Dataset entries
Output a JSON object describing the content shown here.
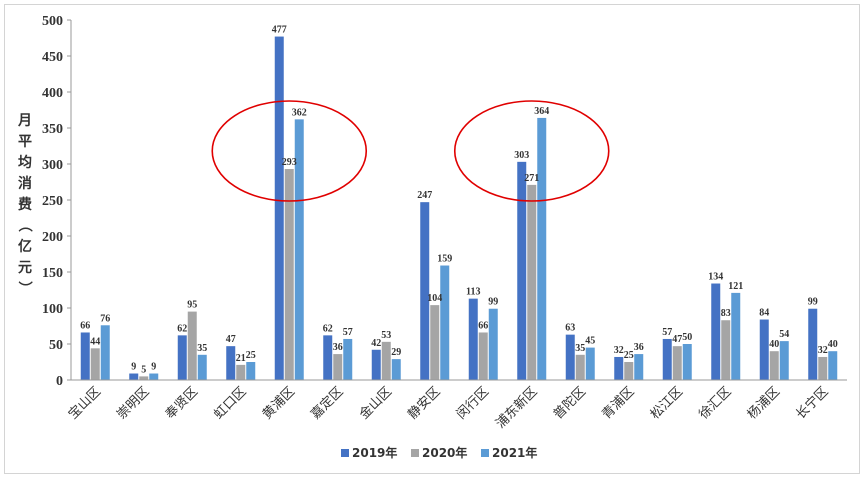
{
  "chart_data": {
    "type": "bar",
    "title": "",
    "xlabel": "",
    "ylabel": "月平均消费（亿元）",
    "ylim": [
      0,
      500
    ],
    "yticks": [
      0,
      50,
      100,
      150,
      200,
      250,
      300,
      350,
      400,
      450,
      500
    ],
    "grid": false,
    "legend": "bottom",
    "categories": [
      "宝山区",
      "崇明区",
      "奉贤区",
      "虹口区",
      "黄浦区",
      "嘉定区",
      "金山区",
      "静安区",
      "闵行区",
      "浦东新区",
      "普陀区",
      "青浦区",
      "松江区",
      "徐汇区",
      "杨浦区",
      "长宁区"
    ],
    "series": [
      {
        "name": "2019年",
        "color": "#4472C4",
        "values": [
          66,
          9,
          62,
          47,
          477,
          62,
          42,
          247,
          113,
          303,
          63,
          32,
          57,
          134,
          84,
          99
        ]
      },
      {
        "name": "2020年",
        "color": "#A5A5A5",
        "values": [
          44,
          5,
          95,
          21,
          293,
          36,
          53,
          104,
          66,
          271,
          35,
          25,
          47,
          83,
          40,
          32
        ]
      },
      {
        "name": "2021年",
        "color": "#5B9BD5",
        "values": [
          76,
          9,
          35,
          25,
          362,
          57,
          29,
          159,
          99,
          364,
          45,
          36,
          50,
          121,
          54,
          40
        ]
      }
    ],
    "annotations": [
      {
        "type": "ellipse",
        "around_category": "黄浦区",
        "color": "#E00000"
      },
      {
        "type": "ellipse",
        "around_category": "浦东新区",
        "color": "#E00000"
      }
    ]
  }
}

--- Task details ---
Report how many lines of the listing above include the word "color". Say nothing but the number.

--- Correct result ---
5